- Data to process:
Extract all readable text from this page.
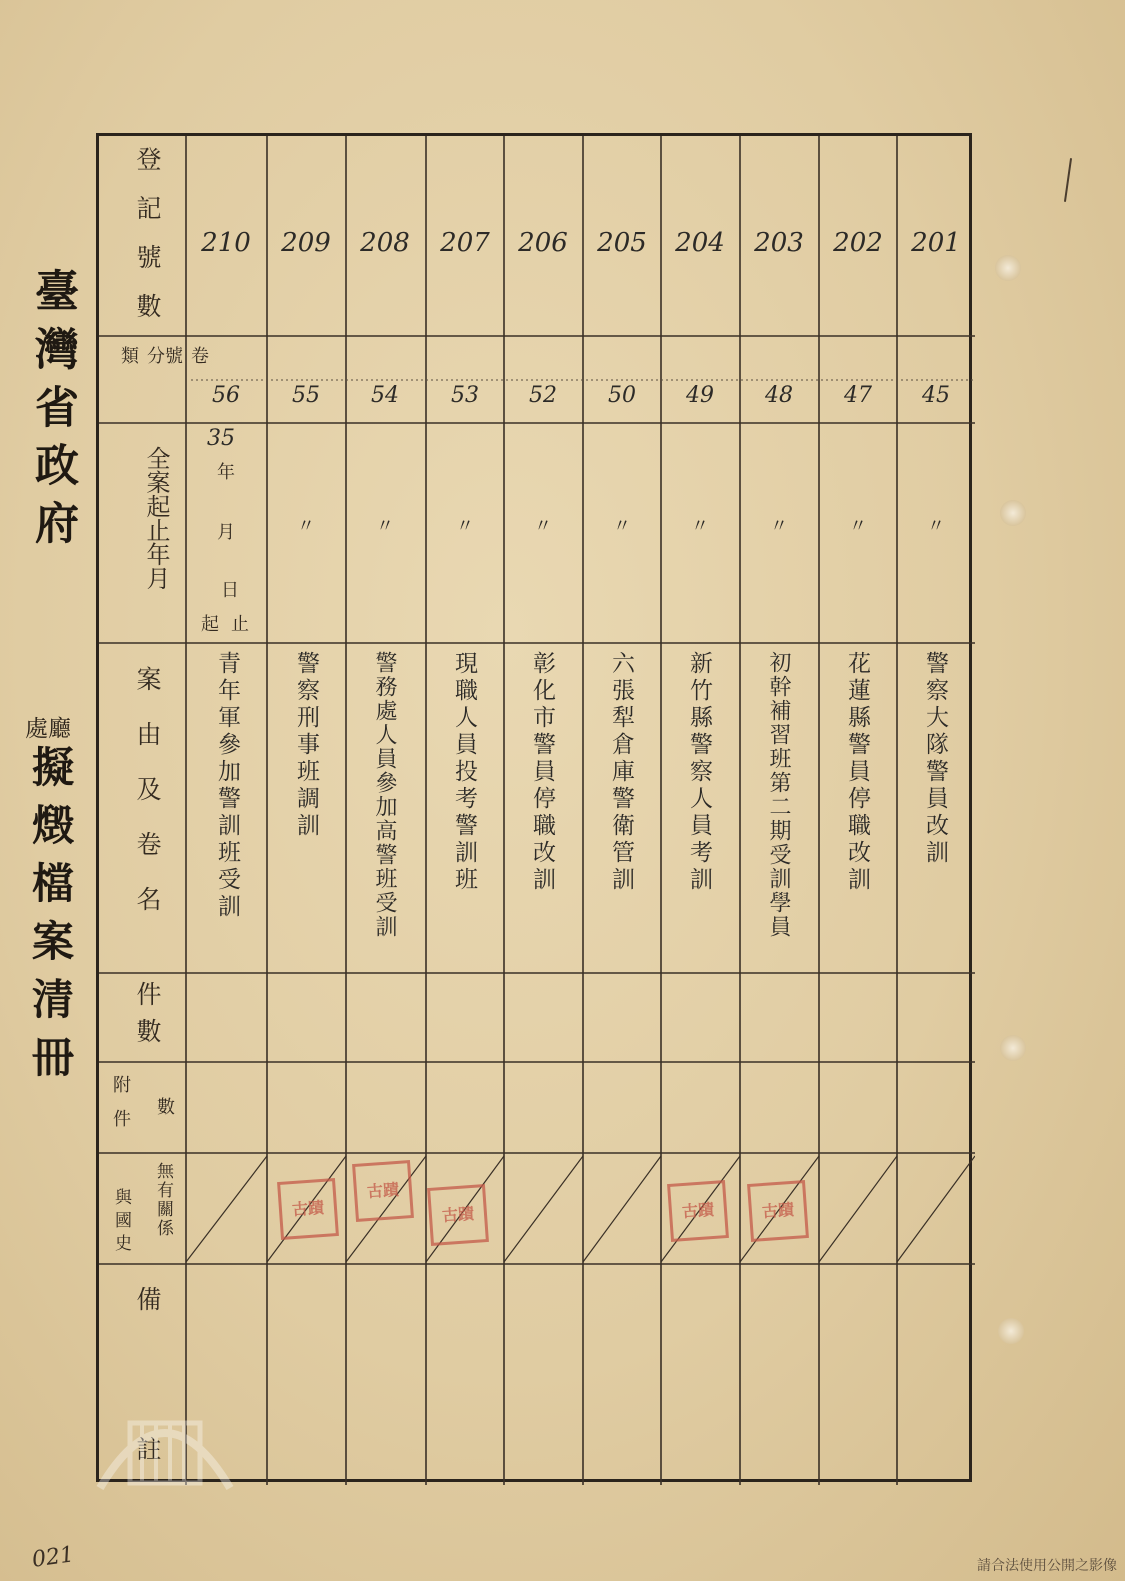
臺灣省政府
處廳
擬燬檔案清冊
登記號數
分類	卷號
全案起止年月
案由及卷名
件數
附件 數
與國史 無有關係
備
註
35
年
月
日
起止
210
56
青年軍參加警訓班受訓
209
55
〃
警察刑事班調訓
古蹟
208
54
〃
警務處人員參加高警班受訓
古蹟
207
53
〃
現職人員投考警訓班
古蹟
206
52
〃
彰化市警員停職改訓
205
50
〃
六張犁倉庫警衛管訓
204
49
〃
新竹縣警察人員考訓
古蹟
203
48
〃
初幹補習班第二期受訓學員
古蹟
202
47
〃
花蓮縣警員停職改訓
201
45
〃
警察大隊警員改訓
021	請合法使用公開之影像
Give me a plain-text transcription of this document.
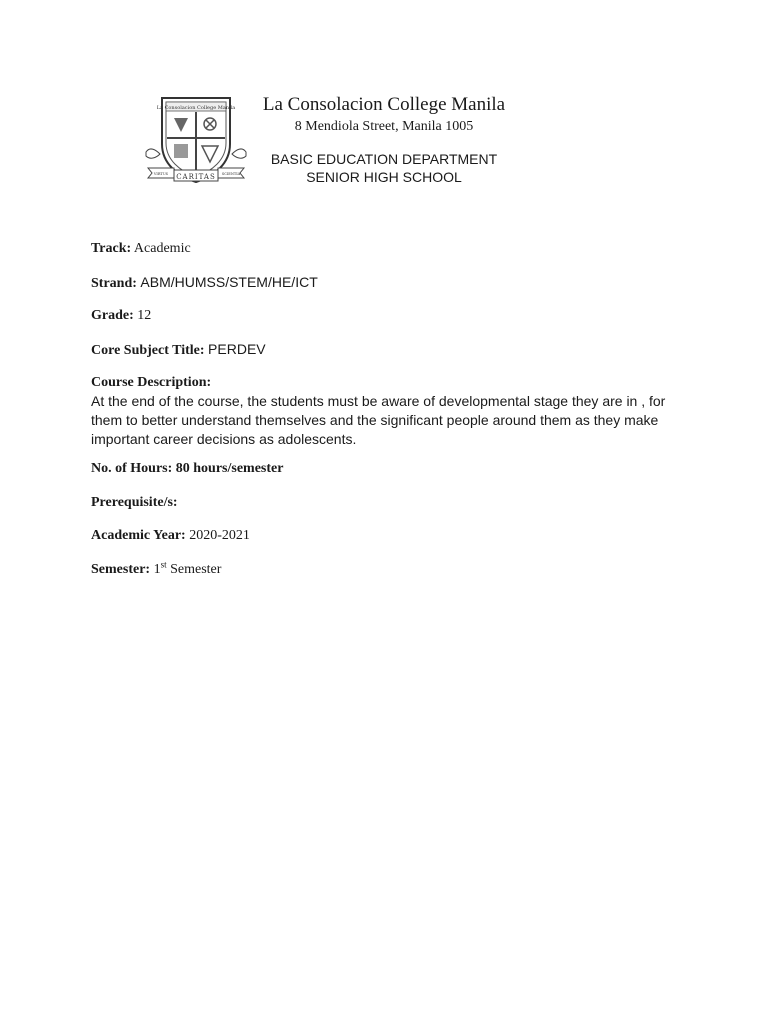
La Consolacion College Manila
CARITAS
VIRTUS	SCIENTIA
La Consolacion College Manila
8 Mendiola Street, Manila 1005
BASIC EDUCATION DEPARTMENT
SENIOR HIGH SCHOOL
Track: Academic
Strand: ABM/HUMSS/STEM/HE/ICT
Grade: 12
Core Subject Title: PERDEV
Course Description:
At the end of the course, the students must be aware of developmental stage they are in , for them to better understand themselves and the significant people around them as they make important career decisions as adolescents.
No. of Hours: 80 hours/semester
Prerequisite/s:
Academic Year: 2020-2021
Semester: 1st Semester
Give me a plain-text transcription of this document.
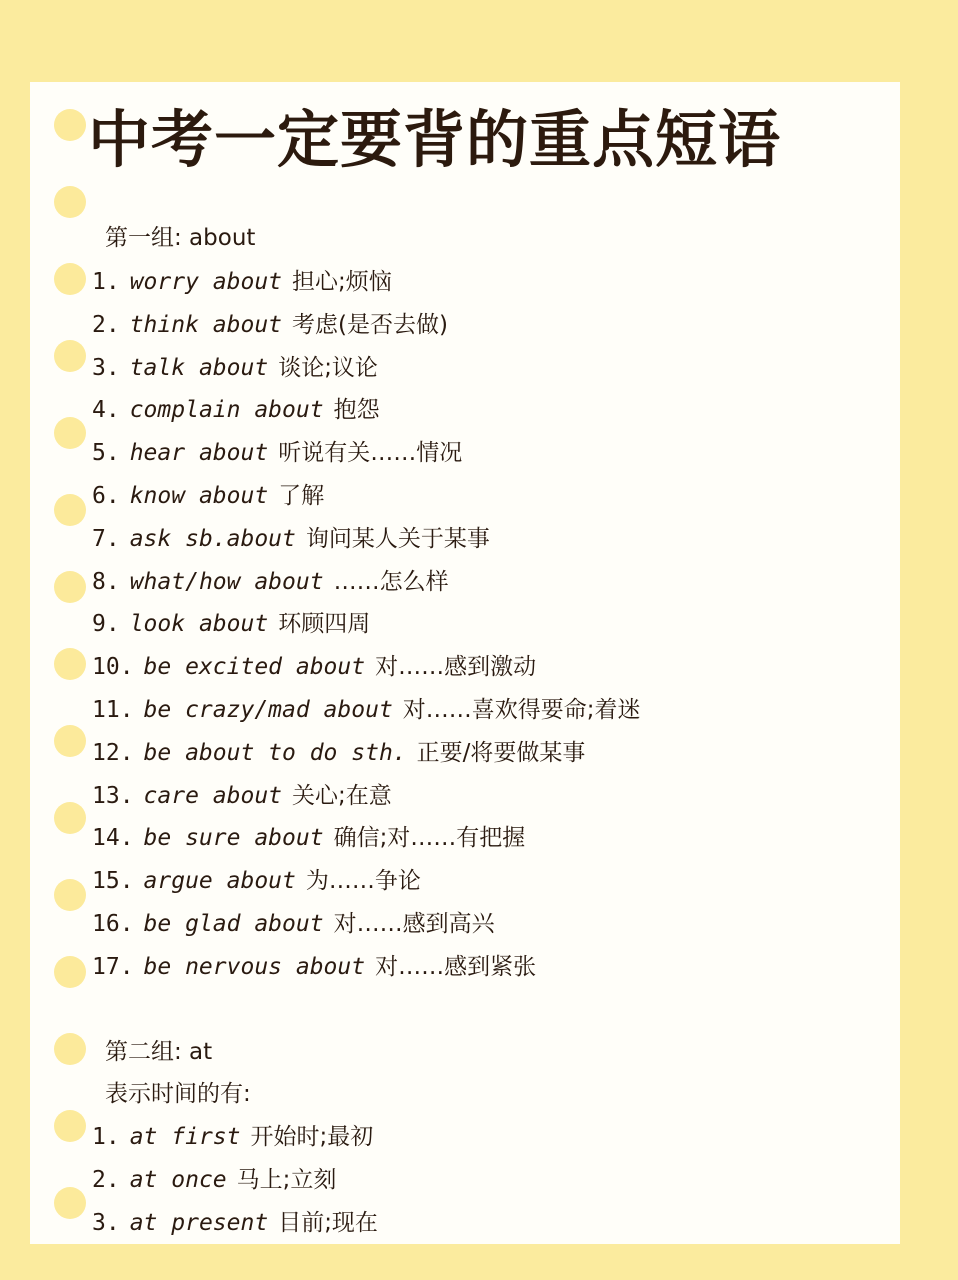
中考一定要背的重点短语
第一组: about
1. worry about 担心;烦恼
2. think about 考虑(是否去做)
3. talk about 谈论;议论
4. complain about 抱怨
5. hear about 听说有关……情况
6. know about 了解
7. ask sb.about 询问某人关于某事
8. what/how about ……怎么样
9. look about 环顾四周
10. be excited about 对……感到激动
11. be crazy/mad about 对……喜欢得要命;着迷
12. be about to do sth. 正要/将要做某事
13. care about 关心;在意
14. be sure about 确信;对……有把握
15. argue about 为……争论
16. be glad about 对……感到高兴
17. be nervous about 对……感到紧张
第二组: at
表示时间的有:
1. at first 开始时;最初
2. at once 马上;立刻
3. at present 目前;现在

- Exercise aim: In this exercise, set down all of the data exactly, without the pictures.

- Written answer:
Extract all readable text from this page.
臺灣省政府
處廳
擬燬檔案清冊
登記號數
分類	卷號
全案起止年月
案由及卷名
件數
附件 數
與國史 無有關係
備
註
35
年
月
日
起止
210
56
青年軍參加警訓班受訓
209
55
〃
警察刑事班調訓
古蹟
208
54
〃
警務處人員參加高警班受訓
古蹟
207
53
〃
現職人員投考警訓班
古蹟
206
52
〃
彰化市警員停職改訓
205
50
〃
六張犁倉庫警衛管訓
204
49
〃
新竹縣警察人員考訓
古蹟
203
48
〃
初幹補習班第二期受訓學員
古蹟
202
47
〃
花蓮縣警員停職改訓
201
45
〃
警察大隊警員改訓
021	請合法使用公開之影像
Give me a plain-text transcription of this document.
La Consolacion College Manila
CARITAS
VIRTUS	SCIENTIA
La Consolacion College Manila
8 Mendiola Street, Manila 1005
BASIC EDUCATION DEPARTMENT
SENIOR HIGH SCHOOL
Track: Academic
Strand: ABM/HUMSS/STEM/HE/ICT
Grade: 12
Core Subject Title: PERDEV
Course Description:
At the end of the course, the students must be aware of developmental stage they are in , for them to better understand themselves and the significant people around them as they make important career decisions as adolescents.
No. of Hours: 80 hours/semester
Prerequisite/s:
Academic Year: 2020-2021
Semester: 1st Semester
Give me a plain-text transcription of this document.
中考一定要背的重点短语
第一组: about
1. worry about 担心;烦恼
2. think about 考虑(是否去做)
3. talk about 谈论;议论
4. complain about 抱怨
5. hear about 听说有关……情况
6. know about 了解
7. ask sb.about 询问某人关于某事
8. what/how about ……怎么样
9. look about 环顾四周
10. be excited about 对……感到激动
11. be crazy/mad about 对……喜欢得要命;着迷
12. be about to do sth. 正要/将要做某事
13. care about 关心;在意
14. be sure about 确信;对……有把握
15. argue about 为……争论
16. be glad about 对……感到高兴
17. be nervous about 对……感到紧张
第二组: at
表示时间的有:
1. at first 开始时;最初
2. at once 马上;立刻
3. at present 目前;现在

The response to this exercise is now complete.